Directions —
Give only one thing: the number of lines that include the word "right".

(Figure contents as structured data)
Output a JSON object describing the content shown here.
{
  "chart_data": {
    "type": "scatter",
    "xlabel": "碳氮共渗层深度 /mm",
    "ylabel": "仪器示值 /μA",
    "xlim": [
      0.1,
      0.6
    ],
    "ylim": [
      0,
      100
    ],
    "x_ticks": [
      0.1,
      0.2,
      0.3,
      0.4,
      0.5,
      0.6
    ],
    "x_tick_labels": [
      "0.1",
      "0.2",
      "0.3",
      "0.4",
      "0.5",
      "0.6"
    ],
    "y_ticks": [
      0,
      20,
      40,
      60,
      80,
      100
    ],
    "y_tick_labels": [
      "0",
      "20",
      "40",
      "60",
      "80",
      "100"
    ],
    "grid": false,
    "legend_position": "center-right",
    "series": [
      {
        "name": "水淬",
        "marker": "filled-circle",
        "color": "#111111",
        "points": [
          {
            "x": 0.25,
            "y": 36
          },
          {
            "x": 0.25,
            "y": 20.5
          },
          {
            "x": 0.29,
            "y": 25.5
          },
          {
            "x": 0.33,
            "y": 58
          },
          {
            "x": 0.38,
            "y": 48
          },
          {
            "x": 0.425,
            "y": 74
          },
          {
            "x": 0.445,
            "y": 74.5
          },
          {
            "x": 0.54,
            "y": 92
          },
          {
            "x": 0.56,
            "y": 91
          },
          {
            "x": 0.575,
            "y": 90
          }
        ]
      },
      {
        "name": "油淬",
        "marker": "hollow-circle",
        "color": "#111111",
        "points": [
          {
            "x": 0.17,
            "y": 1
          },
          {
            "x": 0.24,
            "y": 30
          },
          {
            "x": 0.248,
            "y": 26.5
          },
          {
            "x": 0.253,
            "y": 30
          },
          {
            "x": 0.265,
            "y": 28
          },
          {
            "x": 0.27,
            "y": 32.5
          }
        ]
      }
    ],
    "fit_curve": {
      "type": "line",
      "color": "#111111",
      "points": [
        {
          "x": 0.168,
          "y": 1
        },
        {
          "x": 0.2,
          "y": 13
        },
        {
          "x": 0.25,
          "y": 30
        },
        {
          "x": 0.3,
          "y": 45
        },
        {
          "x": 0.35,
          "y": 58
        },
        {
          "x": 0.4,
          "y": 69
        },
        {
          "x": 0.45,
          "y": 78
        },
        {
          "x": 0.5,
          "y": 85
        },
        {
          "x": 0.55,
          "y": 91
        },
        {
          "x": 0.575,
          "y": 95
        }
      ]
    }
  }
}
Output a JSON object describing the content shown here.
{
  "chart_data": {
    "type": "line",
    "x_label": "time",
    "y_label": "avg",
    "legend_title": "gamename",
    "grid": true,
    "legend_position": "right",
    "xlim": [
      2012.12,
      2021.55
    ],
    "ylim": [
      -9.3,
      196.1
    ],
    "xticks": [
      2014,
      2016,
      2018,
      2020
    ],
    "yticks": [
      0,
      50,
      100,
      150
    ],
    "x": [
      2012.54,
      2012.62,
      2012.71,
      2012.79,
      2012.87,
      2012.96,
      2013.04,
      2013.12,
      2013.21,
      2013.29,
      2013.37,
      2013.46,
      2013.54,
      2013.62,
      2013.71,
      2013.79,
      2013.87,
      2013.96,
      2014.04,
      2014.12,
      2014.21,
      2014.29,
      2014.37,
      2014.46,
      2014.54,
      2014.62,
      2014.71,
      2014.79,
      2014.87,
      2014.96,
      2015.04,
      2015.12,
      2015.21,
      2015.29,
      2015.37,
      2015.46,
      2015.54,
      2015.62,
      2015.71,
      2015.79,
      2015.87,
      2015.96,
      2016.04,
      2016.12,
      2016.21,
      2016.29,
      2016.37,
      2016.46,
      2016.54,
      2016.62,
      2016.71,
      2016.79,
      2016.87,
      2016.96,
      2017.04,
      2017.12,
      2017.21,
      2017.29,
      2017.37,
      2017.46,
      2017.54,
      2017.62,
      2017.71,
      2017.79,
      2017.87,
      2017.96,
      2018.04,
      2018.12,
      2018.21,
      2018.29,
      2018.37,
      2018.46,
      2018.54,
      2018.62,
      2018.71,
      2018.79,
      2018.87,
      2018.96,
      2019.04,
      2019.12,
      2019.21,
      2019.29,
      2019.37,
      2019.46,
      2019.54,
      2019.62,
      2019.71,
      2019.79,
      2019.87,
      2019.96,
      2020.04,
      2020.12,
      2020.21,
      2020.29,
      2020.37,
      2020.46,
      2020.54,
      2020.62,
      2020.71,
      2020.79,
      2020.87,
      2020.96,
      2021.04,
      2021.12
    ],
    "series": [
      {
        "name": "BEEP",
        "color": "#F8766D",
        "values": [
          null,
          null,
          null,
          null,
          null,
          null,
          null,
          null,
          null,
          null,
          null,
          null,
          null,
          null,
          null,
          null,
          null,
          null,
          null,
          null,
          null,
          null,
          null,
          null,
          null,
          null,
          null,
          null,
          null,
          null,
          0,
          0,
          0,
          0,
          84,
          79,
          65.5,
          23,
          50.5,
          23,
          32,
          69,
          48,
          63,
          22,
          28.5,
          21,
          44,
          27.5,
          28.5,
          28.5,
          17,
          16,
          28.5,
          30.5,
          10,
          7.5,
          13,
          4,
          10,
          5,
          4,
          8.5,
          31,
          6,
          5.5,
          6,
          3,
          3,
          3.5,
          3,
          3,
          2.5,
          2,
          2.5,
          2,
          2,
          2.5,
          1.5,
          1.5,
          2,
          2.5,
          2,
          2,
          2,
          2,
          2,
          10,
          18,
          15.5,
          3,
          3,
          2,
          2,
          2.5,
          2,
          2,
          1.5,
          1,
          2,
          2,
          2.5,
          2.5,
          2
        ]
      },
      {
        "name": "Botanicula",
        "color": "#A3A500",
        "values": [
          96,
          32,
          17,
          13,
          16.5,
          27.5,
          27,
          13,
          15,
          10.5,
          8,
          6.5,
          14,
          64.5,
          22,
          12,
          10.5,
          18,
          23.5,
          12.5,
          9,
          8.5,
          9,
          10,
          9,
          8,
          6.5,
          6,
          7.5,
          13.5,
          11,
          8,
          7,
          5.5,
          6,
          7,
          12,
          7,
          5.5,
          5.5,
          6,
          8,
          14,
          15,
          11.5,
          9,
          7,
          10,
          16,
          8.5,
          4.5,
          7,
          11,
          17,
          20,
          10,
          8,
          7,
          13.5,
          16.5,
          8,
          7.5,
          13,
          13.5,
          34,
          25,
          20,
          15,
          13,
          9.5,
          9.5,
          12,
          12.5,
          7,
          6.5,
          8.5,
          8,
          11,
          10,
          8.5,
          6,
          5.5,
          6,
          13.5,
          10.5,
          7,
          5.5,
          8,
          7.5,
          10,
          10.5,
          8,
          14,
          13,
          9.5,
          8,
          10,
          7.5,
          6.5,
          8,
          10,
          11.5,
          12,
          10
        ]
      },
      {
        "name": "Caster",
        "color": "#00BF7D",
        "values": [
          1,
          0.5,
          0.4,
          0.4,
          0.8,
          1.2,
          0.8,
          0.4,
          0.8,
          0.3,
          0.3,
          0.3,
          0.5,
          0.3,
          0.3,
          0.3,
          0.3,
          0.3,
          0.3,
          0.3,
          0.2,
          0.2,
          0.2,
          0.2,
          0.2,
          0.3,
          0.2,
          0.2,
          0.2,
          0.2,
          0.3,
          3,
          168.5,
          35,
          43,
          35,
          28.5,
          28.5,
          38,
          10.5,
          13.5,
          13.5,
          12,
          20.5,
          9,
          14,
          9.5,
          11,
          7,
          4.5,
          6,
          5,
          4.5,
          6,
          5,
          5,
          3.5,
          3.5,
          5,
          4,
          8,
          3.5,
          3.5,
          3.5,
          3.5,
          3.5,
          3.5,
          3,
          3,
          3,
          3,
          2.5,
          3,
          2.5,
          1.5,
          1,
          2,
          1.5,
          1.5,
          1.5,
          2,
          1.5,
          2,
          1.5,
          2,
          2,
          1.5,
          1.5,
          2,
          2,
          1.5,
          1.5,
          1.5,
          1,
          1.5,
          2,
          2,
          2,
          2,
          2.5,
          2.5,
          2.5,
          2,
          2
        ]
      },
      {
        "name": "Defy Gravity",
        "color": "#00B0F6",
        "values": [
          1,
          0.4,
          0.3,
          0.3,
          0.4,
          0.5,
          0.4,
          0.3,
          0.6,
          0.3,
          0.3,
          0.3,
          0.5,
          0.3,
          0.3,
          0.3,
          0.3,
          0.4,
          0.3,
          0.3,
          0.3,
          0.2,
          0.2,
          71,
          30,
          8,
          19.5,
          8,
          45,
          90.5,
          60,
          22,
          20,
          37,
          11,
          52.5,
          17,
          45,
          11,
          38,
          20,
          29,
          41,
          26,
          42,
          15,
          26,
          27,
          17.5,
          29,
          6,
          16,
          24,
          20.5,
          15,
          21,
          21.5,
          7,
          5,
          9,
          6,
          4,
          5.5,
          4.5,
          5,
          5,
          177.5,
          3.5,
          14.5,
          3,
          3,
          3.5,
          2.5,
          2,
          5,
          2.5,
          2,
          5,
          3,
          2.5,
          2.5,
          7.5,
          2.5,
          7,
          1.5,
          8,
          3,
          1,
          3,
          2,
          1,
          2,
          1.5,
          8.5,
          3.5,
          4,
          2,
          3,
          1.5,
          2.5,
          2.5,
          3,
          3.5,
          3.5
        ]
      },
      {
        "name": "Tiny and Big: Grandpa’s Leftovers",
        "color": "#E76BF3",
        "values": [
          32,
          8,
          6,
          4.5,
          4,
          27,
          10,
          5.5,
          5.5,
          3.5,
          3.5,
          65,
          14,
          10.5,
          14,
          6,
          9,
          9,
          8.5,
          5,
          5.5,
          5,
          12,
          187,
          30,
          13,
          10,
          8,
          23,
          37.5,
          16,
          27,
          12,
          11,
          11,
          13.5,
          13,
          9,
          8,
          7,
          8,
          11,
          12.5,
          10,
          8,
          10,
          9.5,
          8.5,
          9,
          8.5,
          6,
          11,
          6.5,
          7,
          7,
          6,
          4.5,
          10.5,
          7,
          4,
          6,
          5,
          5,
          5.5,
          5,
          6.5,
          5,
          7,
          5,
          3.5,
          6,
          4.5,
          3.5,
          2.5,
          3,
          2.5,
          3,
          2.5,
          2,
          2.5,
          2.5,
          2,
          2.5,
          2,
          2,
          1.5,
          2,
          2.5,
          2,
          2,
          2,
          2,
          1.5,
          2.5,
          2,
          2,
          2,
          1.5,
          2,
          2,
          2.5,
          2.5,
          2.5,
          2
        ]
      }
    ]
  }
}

Task output —
2